» Problem requirements: Take the lines from the one containing "OCR this image." through the final line below and restate them exactly. Omit the pictures.

━━━ Data for this exercise ━━━

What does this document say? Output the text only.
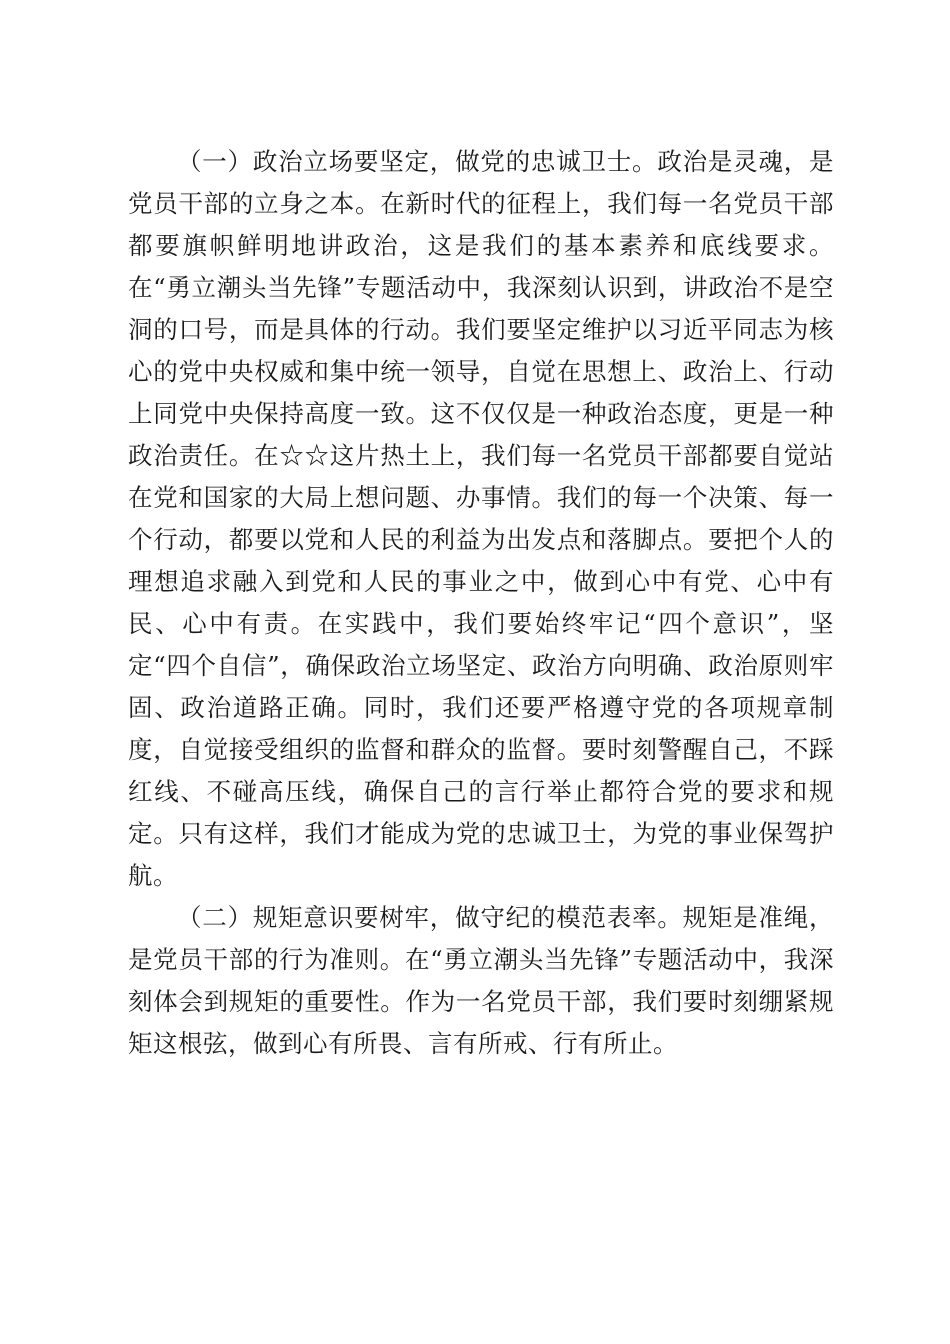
（一）政治立场要坚定，做党的忠诚卫士。政治是灵魂，是党员干部的立身之本。在新时代的征程上，我们每一名党员干部都要旗帜鲜明地讲政治，这是我们的基本素养和底线要求。在“勇立潮头当先锋”专题活动中，我深刻认识到，讲政治不是空洞的口号，而是具体的行动。我们要坚定维护以习近平同志为核心的党中央权威和集中统一领导，自觉在思想上、政治上、行动上同党中央保持高度一致。这不仅仅是一种政治态度，更是一种政治责任。在☆☆这片热土上，我们每一名党员干部都要自觉站在党和国家的大局上想问题、办事情。我们的每一个决策、每一个行动，都要以党和人民的利益为出发点和落脚点。要把个人的理想追求融入到党和人民的事业之中，做到心中有党、心中有民、心中有责。在实践中，我们要始终牢记“四个意识”，坚定“四个自信”，确保政治立场坚定、政治方向明确、政治原则牢固、政治道路正确。同时，我们还要严格遵守党的各项规章制度，自觉接受组织的监督和群众的监督。要时刻警醒自己，不踩红线、不碰高压线，确保自己的言行举止都符合党的要求和规定。只有这样，我们才能成为党的忠诚卫士，为党的事业保驾护航。

（二）规矩意识要树牢，做守纪的模范表率。规矩是准绳，是党员干部的行为准则。在“勇立潮头当先锋”专题活动中，我深刻体会到规矩的重要性。作为一名党员干部，我们要时刻绷紧规矩这根弦，做到心有所畏、言有所戒、行有所止。
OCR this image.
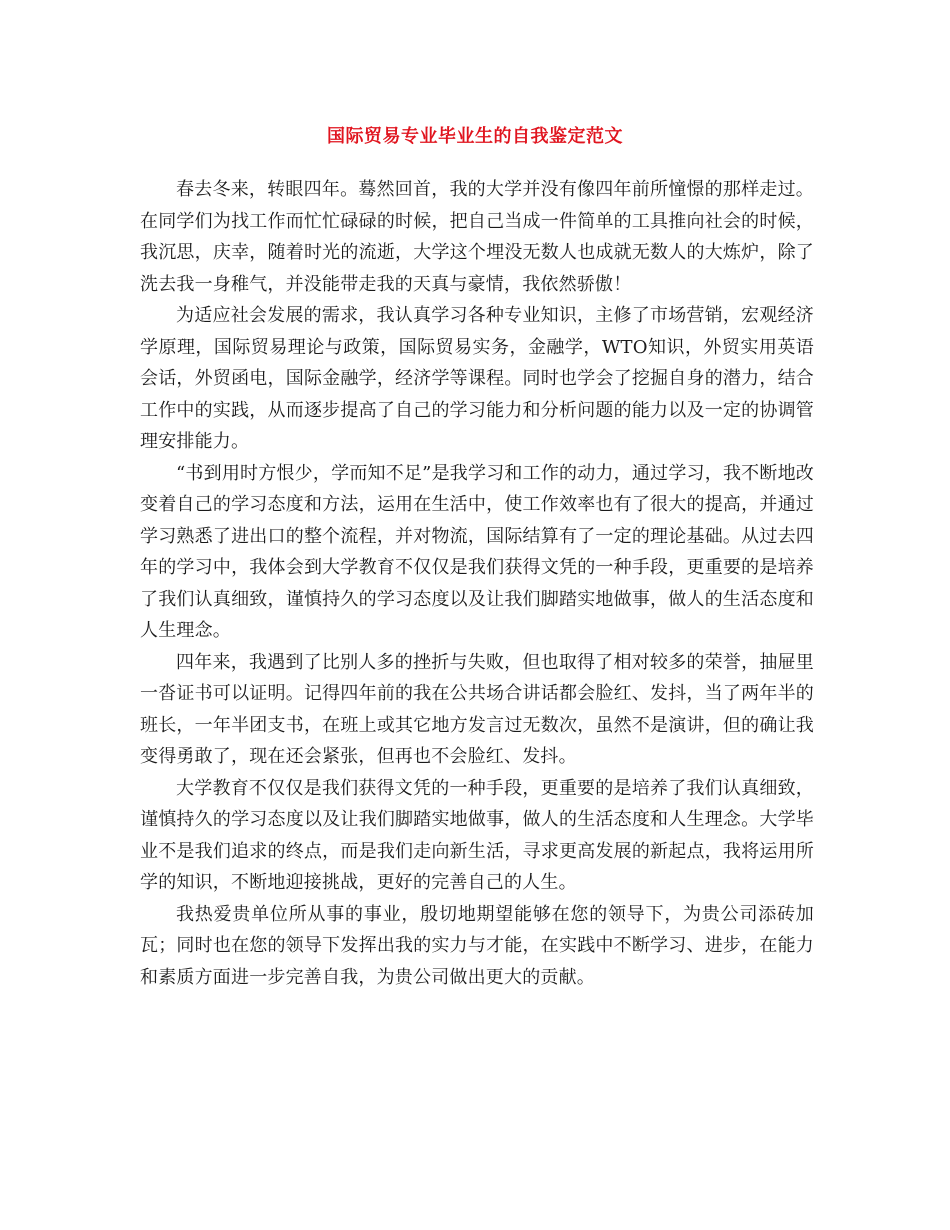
国际贸易专业毕业生的自我鉴定范文

春去冬来，转眼四年。蓦然回首，我的大学并没有像四年前所憧憬的那样走过。在同学们为找工作而忙忙碌碌的时候，把自己当成一件简单的工具推向社会的时候，我沉思，庆幸，随着时光的流逝，大学这个埋没无数人也成就无数人的大炼炉，除了洗去我一身稚气，并没能带走我的天真与豪情，我依然骄傲！

为适应社会发展的需求，我认真学习各种专业知识，主修了市场营销，宏观经济学原理，国际贸易理论与政策，国际贸易实务，金融学，WTO知识，外贸实用英语会话，外贸函电，国际金融学，经济学等课程。同时也学会了挖掘自身的潜力，结合工作中的实践，从而逐步提高了自己的学习能力和分析问题的能力以及一定的协调管理安排能力。

“书到用时方恨少，学而知不足”是我学习和工作的动力，通过学习，我不断地改变着自己的学习态度和方法，运用在生活中，使工作效率也有了很大的提高，并通过学习熟悉了进出口的整个流程，并对物流，国际结算有了一定的理论基础。从过去四年的学习中，我体会到大学教育不仅仅是我们获得文凭的一种手段，更重要的是培养了我们认真细致，谨慎持久的学习态度以及让我们脚踏实地做事，做人的生活态度和人生理念。

四年来，我遇到了比别人多的挫折与失败，但也取得了相对较多的荣誉，抽屉里一沓证书可以证明。记得四年前的我在公共场合讲话都会脸红、发抖，当了两年半的班长，一年半团支书，在班上或其它地方发言过无数次，虽然不是演讲，但的确让我变得勇敢了，现在还会紧张，但再也不会脸红、发抖。

大学教育不仅仅是我们获得文凭的一种手段，更重要的是培养了我们认真细致，谨慎持久的学习态度以及让我们脚踏实地做事，做人的生活态度和人生理念。大学毕业不是我们追求的终点，而是我们走向新生活，寻求更高发展的新起点，我将运用所学的知识，不断地迎接挑战，更好的完善自己的人生。

我热爱贵单位所从事的事业，殷切地期望能够在您的领导下，为贵公司添砖加瓦；同时也在您的领导下发挥出我的实力与才能，在实践中不断学习、进步，在能力和素质方面进一步完善自我，为贵公司做出更大的贡献。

━━━

» Reply:
OCR this image.
国际贸易专业毕业生的自我鉴定范文

春去冬来，转眼四年。蓦然回首，我的大学并没有像四年前所憧憬的那样走过。在同学们为找工作而忙忙碌碌的时候，把自己当成一件简单的工具推向社会的时候，我沉思，庆幸，随着时光的流逝，大学这个埋没无数人也成就无数人的大炼炉，除了洗去我一身稚气，并没能带走我的天真与豪情，我依然骄傲！

为适应社会发展的需求，我认真学习各种专业知识，主修了市场营销，宏观经济学原理，国际贸易理论与政策，国际贸易实务，金融学，WTO知识，外贸实用英语会话，外贸函电，国际金融学，经济学等课程。同时也学会了挖掘自身的潜力，结合工作中的实践，从而逐步提高了自己的学习能力和分析问题的能力以及一定的协调管理安排能力。

“书到用时方恨少，学而知不足”是我学习和工作的动力，通过学习，我不断地改变着自己的学习态度和方法，运用在生活中，使工作效率也有了很大的提高，并通过学习熟悉了进出口的整个流程，并对物流，国际结算有了一定的理论基础。从过去四年的学习中，我体会到大学教育不仅仅是我们获得文凭的一种手段，更重要的是培养了我们认真细致，谨慎持久的学习态度以及让我们脚踏实地做事，做人的生活态度和人生理念。

四年来，我遇到了比别人多的挫折与失败，但也取得了相对较多的荣誉，抽屉里一沓证书可以证明。记得四年前的我在公共场合讲话都会脸红、发抖，当了两年半的班长，一年半团支书，在班上或其它地方发言过无数次，虽然不是演讲，但的确让我变得勇敢了，现在还会紧张，但再也不会脸红、发抖。

大学教育不仅仅是我们获得文凭的一种手段，更重要的是培养了我们认真细致，谨慎持久的学习态度以及让我们脚踏实地做事，做人的生活态度和人生理念。大学毕业不是我们追求的终点，而是我们走向新生活，寻求更高发展的新起点，我将运用所学的知识，不断地迎接挑战，更好的完善自己的人生。

我热爱贵单位所从事的事业，殷切地期望能够在您的领导下，为贵公司添砖加瓦；同时也在您的领导下发挥出我的实力与才能，在实践中不断学习、进步，在能力和素质方面进一步完善自我，为贵公司做出更大的贡献。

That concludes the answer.